- **WHAT TO WORK ON**
Tally up the lines carrying the string "shape" and respond with only the resulting number.

Stored data:
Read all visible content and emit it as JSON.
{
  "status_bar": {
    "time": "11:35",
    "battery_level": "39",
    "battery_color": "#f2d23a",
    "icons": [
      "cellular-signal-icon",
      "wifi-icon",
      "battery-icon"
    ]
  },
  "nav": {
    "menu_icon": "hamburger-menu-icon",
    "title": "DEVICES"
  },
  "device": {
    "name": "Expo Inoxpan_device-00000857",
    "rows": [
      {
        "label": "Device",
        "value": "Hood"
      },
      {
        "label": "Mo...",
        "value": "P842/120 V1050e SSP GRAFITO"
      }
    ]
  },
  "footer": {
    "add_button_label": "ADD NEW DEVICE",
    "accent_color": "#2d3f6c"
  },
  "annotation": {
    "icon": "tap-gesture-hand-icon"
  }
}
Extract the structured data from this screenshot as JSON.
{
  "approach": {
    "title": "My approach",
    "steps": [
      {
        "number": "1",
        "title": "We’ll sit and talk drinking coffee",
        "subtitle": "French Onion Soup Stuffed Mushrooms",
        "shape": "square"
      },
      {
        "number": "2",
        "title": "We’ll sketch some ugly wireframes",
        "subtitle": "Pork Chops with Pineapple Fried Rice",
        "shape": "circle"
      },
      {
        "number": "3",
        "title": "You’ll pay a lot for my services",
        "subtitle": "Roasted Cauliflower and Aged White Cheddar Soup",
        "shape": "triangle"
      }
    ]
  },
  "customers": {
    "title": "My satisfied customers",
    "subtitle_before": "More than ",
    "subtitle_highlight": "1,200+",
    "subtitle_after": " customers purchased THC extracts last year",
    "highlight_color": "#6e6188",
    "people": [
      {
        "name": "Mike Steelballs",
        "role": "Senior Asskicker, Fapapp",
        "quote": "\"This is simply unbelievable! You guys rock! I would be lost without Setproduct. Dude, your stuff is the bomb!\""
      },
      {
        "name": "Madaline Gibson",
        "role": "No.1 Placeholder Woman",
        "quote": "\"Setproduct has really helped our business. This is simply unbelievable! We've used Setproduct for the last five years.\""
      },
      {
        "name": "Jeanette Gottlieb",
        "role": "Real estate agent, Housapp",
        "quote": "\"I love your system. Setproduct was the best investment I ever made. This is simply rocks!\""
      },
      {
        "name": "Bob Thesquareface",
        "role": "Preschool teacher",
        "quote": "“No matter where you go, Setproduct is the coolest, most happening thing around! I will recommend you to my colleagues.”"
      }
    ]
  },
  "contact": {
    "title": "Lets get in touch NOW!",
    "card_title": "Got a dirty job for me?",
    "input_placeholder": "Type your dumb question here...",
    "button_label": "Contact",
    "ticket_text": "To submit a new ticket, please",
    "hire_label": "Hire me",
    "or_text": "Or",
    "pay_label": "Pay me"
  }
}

- **EXERCISE SOLUTION**
3